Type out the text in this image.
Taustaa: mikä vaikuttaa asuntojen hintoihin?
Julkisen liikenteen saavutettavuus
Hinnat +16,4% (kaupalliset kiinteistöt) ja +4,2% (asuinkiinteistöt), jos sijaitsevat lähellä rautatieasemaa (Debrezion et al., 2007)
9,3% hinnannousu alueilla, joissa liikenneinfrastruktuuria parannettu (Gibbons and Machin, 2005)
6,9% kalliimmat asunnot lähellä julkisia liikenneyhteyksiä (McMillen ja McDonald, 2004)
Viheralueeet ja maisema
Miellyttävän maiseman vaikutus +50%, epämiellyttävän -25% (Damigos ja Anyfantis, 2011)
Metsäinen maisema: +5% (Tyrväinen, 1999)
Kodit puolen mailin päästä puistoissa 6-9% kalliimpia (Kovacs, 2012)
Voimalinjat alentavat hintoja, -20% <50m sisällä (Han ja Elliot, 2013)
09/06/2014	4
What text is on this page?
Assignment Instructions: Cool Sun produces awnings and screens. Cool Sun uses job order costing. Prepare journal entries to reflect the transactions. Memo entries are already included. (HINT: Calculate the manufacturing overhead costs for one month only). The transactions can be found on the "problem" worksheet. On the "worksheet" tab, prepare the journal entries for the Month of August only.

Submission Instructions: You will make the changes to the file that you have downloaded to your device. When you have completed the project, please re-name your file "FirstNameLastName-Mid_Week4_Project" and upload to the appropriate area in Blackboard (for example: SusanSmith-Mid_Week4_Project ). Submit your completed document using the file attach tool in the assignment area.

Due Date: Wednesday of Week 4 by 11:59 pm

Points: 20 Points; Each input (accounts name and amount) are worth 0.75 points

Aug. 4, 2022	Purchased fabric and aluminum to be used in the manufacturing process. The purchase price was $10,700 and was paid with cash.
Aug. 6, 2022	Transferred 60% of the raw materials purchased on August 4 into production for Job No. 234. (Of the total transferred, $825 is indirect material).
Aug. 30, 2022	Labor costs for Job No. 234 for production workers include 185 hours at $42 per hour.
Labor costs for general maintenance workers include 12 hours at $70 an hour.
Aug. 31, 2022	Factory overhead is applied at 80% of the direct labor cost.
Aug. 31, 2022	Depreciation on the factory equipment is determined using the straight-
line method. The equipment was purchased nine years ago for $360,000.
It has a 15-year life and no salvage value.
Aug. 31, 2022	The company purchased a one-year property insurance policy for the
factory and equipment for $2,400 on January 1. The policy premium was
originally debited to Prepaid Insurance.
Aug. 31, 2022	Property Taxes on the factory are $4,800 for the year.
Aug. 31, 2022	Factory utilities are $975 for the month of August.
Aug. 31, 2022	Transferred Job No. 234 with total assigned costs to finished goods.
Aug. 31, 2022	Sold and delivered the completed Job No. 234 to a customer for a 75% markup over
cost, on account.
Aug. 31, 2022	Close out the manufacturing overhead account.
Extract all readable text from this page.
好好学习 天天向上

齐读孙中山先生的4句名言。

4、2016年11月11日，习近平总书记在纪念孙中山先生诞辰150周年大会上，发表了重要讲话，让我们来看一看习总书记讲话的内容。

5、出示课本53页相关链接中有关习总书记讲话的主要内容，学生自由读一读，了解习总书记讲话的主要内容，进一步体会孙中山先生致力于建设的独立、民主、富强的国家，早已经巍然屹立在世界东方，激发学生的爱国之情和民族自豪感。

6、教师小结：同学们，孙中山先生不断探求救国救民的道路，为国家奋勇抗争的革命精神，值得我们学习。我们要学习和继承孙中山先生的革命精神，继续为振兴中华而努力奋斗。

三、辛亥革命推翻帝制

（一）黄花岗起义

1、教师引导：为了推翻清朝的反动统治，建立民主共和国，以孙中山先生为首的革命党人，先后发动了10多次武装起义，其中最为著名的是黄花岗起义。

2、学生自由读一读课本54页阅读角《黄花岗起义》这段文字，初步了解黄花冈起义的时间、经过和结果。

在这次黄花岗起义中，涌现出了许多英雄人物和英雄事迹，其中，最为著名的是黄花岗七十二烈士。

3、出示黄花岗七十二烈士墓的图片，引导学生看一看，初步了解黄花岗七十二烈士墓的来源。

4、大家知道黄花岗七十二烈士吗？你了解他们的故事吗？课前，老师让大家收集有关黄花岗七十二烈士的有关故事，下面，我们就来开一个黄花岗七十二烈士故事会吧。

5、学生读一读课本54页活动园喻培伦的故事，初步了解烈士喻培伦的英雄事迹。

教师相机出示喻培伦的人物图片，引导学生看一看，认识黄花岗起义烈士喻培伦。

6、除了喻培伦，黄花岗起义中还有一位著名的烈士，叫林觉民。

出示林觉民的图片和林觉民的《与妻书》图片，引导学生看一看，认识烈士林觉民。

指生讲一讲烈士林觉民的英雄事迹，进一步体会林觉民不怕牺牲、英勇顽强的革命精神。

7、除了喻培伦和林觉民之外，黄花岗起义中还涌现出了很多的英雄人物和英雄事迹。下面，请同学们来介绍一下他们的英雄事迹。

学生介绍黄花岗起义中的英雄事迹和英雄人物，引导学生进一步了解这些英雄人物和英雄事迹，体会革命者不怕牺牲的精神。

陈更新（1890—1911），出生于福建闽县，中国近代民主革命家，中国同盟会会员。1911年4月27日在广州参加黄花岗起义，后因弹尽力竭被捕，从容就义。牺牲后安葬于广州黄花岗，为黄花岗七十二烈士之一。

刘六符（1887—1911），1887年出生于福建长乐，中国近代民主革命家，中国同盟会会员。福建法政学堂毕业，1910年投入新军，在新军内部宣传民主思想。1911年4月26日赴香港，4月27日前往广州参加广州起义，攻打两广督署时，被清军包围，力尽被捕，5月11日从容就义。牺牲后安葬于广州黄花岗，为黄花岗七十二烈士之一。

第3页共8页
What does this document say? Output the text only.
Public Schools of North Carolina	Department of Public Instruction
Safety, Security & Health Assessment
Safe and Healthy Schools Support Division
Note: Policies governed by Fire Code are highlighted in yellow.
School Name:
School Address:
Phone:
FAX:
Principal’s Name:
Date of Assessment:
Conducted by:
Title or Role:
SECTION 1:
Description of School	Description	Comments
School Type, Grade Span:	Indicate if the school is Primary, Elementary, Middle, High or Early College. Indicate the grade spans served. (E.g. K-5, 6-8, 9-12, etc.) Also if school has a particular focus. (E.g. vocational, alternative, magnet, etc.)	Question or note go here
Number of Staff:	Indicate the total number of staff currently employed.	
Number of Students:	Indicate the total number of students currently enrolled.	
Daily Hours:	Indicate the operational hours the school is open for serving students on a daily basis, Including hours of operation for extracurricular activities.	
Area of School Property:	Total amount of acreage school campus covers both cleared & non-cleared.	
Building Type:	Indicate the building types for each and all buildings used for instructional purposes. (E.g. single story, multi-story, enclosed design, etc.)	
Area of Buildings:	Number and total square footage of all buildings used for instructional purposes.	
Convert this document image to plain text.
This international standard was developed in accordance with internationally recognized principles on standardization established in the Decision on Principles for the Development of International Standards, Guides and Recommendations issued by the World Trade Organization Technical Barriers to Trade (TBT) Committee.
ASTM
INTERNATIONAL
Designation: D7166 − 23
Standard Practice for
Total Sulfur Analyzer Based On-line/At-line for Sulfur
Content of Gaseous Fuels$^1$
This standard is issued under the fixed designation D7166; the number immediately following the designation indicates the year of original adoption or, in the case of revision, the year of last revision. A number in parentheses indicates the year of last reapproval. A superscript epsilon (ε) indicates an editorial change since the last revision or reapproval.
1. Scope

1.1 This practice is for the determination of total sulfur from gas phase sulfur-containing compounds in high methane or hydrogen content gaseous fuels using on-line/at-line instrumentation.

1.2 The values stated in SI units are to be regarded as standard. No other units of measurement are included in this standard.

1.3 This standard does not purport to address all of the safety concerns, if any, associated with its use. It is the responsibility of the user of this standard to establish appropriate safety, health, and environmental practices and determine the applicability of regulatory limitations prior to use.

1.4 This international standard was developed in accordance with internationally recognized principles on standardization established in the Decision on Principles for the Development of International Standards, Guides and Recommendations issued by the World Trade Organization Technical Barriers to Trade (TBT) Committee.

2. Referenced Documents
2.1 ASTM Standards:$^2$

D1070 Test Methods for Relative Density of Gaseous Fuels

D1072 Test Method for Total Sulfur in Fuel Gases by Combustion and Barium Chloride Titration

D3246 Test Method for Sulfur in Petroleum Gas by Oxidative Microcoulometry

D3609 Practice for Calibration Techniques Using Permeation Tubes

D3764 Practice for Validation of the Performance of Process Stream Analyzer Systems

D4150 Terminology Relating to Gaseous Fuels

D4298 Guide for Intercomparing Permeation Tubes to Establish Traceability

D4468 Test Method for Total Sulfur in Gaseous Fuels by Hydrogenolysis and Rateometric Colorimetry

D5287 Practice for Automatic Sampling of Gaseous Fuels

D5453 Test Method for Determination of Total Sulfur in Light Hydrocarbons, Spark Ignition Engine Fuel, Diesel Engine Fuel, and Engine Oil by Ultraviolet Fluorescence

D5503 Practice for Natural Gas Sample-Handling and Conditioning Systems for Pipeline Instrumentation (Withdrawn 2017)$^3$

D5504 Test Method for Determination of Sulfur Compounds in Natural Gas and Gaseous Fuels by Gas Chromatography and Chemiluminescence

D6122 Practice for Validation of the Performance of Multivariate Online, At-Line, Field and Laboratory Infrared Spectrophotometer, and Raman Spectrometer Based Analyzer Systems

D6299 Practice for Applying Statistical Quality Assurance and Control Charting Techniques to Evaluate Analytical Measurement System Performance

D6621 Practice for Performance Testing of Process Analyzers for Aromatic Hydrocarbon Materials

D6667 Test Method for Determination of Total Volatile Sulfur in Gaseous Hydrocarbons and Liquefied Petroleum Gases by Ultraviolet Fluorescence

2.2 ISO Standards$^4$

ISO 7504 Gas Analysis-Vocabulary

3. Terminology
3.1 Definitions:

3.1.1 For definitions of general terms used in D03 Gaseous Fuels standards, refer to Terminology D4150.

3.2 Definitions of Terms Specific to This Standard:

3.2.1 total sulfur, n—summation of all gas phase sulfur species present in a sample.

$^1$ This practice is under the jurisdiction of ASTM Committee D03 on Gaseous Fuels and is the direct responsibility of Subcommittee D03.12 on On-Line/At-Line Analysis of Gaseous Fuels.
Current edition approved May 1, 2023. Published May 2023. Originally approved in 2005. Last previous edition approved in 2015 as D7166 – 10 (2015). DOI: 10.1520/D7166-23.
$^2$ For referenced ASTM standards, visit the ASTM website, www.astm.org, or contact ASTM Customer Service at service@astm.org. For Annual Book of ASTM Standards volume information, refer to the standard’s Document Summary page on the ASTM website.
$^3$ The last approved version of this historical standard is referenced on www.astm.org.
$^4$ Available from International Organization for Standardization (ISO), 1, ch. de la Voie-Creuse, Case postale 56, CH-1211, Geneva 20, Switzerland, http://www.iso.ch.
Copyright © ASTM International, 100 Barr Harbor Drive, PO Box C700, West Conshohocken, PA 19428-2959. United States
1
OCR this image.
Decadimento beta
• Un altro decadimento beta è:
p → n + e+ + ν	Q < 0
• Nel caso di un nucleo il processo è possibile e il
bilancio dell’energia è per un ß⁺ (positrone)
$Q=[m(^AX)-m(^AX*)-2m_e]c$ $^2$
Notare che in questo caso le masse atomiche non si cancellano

————————

→ What is needed
Check each line above for the word "Transferred" and copy the ones that have it.

→ Task result
Aug. 6, 2022	Transferred 60% of the raw materials purchased on August 4 into production for Job No. 234. (Of the total transferred, $825 is indirect material).
Aug. 31, 2022	Transferred Job No. 234 with total assigned costs to finished goods.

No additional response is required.